[Aufgabe] Schreiben Sie aus dem Textauszug zur Ausstellung über die Erhaltung von Papier den Abschnitt von „Weil Papier nicht“ bis einschließlich „zu sehen sein.“ wortgetreu ab.

[Textauszug]
******

Weil Papier nicht geduldig ist
Auch Papier braucht Notfallvorsorge und Notfallhelfer. Das zeigt die Ausstellung "Papier ist nicht geduldig. Die Erhaltung von Schriftgut und Grafik". Von Freitag, 22. April, bis Freitag, 3. Juni, wird sie in der Diözesanbibliothek Münster zu sehen sein.
Papier ist in der Tat nicht geduldig, sondern hat keine Stimme, um vor Gefahren zu warnen, die ihm drohen. Wenn Schäden durch mechanische Beanspruchung, säurehaltige Chemikalien oder Klimaeinflüsse sichtbar werden, darf die Rettung nicht mehr lange auf sich warten lassen. Andernfalls ist der endgültige Verlust des Schriftguts die Folge.
Auf elf Schautafeln und anhand ausgewählter historischer Werke aus der Diözesanbibliothek zeigt die Ausstellung, welche Schäden schriftlichem Kulturgut drohen und wie sie vermieden werden können. Im Fokus stehen alte Handschriften und Drucke, Grafiken und Fotografien sowie kostbare Siegel und Einbände aus Leder oder Pergament. Schadensprävention durch sachgerechte Lagerung in klimatisierten Magazinräumen und die individuelle Papier- und Buchrestaurierung einzelner Objekte werden veranschaulicht. Der Blick auf Katastrophen wie den Brand der Herzogin Anna Amalia Bibliothek in Weimar und den Einsturz des Historischen Archivs der Stadt Köln belegt die Bedeutung der Notfallvorsorge.

******

[Daten]
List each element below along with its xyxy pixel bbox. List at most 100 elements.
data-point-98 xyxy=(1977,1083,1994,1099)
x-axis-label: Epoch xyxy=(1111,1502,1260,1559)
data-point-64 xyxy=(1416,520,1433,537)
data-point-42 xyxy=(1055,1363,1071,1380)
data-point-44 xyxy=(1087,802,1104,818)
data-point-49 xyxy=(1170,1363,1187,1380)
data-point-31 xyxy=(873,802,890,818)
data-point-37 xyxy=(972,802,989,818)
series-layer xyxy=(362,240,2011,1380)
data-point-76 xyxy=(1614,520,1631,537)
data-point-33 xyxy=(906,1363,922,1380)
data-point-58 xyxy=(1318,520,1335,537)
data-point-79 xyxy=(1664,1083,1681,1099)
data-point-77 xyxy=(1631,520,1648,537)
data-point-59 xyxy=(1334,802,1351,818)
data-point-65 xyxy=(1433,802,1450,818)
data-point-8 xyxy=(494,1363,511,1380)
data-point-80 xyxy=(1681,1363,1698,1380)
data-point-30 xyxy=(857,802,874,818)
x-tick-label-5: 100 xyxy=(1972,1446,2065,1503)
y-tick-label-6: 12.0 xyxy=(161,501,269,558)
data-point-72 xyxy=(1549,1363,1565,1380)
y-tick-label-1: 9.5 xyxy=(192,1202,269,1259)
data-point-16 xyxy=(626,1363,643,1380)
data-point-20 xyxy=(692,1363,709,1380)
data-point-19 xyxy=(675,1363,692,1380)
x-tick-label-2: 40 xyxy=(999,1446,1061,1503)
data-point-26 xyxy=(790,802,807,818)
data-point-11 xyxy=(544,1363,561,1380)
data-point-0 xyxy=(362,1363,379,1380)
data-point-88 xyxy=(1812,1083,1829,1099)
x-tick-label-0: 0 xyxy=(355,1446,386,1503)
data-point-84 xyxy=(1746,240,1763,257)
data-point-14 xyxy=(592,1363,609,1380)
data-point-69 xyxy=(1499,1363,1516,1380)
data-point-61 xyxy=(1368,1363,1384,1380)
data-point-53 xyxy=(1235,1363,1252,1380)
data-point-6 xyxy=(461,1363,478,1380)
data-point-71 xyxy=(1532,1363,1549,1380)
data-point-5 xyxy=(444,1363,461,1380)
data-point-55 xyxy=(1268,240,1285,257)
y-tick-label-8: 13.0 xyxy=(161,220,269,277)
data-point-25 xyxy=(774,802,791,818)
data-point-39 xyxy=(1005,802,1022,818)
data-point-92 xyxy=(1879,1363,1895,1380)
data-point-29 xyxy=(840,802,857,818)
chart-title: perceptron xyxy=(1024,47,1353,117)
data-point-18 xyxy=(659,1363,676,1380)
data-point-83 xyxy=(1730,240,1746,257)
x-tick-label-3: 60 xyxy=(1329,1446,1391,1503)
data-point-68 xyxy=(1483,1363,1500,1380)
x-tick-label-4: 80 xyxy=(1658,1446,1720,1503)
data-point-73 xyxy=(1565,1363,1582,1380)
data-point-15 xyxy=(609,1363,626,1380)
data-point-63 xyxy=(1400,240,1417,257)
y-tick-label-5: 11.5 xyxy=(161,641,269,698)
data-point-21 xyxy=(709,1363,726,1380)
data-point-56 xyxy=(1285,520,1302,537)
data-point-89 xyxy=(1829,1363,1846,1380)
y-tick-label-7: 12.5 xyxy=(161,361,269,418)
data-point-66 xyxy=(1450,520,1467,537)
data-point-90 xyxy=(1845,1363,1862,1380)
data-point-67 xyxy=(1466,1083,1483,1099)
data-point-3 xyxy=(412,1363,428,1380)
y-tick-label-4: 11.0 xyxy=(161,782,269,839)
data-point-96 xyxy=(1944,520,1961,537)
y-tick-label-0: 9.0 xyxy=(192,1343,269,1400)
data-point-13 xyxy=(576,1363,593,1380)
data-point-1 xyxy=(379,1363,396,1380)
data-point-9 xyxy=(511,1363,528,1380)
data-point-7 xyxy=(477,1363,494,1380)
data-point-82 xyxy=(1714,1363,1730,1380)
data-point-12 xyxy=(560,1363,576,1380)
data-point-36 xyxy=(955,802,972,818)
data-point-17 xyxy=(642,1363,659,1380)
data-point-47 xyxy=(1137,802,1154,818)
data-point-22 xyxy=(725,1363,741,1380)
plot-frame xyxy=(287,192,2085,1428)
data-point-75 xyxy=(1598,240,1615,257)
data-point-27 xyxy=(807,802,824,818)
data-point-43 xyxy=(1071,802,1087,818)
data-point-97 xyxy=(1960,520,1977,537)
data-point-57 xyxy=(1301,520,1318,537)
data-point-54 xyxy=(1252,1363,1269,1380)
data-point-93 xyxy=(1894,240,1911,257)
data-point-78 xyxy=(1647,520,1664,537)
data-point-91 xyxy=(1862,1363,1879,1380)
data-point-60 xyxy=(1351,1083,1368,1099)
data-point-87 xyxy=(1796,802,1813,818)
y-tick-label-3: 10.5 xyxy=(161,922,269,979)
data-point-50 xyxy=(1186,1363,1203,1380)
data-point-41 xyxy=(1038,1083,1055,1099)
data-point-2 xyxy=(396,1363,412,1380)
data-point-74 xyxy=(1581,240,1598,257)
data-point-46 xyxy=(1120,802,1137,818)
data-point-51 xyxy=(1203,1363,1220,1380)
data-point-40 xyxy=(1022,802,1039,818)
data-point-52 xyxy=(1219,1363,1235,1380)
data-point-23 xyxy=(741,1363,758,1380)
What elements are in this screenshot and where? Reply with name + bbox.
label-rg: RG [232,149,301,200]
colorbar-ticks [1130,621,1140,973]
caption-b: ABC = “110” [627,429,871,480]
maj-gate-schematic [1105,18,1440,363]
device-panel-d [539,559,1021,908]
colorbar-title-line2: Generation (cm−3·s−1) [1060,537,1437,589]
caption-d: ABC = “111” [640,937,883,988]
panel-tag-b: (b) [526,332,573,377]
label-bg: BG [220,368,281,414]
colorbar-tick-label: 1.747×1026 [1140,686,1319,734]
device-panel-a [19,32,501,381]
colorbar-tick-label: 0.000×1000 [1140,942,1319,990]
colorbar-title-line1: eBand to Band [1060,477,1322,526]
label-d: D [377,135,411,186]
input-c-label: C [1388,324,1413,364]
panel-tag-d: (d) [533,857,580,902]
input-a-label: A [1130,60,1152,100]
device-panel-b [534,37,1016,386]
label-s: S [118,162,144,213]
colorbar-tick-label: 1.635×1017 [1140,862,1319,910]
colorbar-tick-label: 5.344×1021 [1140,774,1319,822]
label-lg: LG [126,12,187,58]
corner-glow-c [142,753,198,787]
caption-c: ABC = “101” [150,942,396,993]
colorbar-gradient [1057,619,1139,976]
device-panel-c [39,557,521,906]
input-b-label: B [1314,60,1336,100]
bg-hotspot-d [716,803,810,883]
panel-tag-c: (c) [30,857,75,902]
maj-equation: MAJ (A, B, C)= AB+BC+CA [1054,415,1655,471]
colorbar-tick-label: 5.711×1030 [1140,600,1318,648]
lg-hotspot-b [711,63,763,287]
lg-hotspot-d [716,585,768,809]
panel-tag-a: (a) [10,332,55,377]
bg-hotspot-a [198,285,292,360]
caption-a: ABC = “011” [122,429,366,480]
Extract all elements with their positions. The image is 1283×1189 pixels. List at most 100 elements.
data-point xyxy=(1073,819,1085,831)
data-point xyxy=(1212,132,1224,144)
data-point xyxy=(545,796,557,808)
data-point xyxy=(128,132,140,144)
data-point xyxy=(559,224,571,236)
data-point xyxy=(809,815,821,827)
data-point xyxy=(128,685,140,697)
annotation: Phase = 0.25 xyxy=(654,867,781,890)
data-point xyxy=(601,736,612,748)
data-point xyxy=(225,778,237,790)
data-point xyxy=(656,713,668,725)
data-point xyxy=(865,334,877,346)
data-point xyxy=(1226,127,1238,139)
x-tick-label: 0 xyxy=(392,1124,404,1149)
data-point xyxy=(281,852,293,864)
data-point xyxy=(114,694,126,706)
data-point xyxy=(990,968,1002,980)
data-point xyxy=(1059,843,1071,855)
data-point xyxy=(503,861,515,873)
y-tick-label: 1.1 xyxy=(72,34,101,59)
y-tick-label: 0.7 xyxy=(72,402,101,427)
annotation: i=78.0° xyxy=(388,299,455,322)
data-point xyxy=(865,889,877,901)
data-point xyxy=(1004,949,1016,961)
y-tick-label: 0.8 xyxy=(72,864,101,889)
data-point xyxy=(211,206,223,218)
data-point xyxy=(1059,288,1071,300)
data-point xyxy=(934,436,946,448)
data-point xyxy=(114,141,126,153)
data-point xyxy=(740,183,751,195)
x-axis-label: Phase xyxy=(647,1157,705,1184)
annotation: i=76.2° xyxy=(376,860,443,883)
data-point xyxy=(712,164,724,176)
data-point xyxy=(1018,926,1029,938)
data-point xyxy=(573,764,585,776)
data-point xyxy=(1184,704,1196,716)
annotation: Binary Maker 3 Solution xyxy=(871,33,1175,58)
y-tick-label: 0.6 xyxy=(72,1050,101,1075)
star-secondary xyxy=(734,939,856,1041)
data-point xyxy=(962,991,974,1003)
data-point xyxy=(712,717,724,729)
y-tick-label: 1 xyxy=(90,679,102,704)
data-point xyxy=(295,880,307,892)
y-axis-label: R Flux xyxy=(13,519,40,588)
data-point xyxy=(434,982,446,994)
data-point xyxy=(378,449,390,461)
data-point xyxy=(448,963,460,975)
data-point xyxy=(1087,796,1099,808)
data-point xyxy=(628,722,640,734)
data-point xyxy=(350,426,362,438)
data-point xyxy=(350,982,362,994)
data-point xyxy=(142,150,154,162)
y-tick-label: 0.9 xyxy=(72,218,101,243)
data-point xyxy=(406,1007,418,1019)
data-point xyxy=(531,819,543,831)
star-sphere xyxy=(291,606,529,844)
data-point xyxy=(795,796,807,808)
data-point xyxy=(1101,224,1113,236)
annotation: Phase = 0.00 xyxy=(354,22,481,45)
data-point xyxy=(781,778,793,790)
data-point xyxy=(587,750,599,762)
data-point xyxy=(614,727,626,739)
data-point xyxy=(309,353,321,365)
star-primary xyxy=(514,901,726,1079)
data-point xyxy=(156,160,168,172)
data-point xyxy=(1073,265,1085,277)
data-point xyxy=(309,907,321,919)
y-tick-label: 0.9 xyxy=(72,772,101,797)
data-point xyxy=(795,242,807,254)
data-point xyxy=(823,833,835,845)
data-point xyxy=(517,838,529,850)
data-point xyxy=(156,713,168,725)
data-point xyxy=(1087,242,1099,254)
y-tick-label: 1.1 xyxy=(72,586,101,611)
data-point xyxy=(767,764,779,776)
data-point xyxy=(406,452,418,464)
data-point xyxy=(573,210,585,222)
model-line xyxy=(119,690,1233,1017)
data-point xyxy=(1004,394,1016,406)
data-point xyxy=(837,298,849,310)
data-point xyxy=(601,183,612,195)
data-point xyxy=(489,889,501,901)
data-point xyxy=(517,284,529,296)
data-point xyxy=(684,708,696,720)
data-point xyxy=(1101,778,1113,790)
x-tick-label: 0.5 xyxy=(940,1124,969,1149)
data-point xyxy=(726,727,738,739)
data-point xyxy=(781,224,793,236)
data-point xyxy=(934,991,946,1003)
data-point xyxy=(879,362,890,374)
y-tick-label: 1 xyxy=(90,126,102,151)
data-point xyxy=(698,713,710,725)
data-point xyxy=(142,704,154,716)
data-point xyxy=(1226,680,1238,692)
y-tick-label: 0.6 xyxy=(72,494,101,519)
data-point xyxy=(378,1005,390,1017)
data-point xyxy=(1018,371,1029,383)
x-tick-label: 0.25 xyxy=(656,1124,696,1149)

******

[Lösung]
Weil Papier nicht geduldig ist
Auch Papier braucht Notfallvorsorge und Notfallhelfer. Das zeigt die Ausstellung "Papier ist nicht geduldig. Die Erhaltung von Schriftgut und Grafik". Von Freitag, 22. April, bis Freitag, 3. Juni, wird sie in der Diözesanbibliothek Münster zu sehen sein.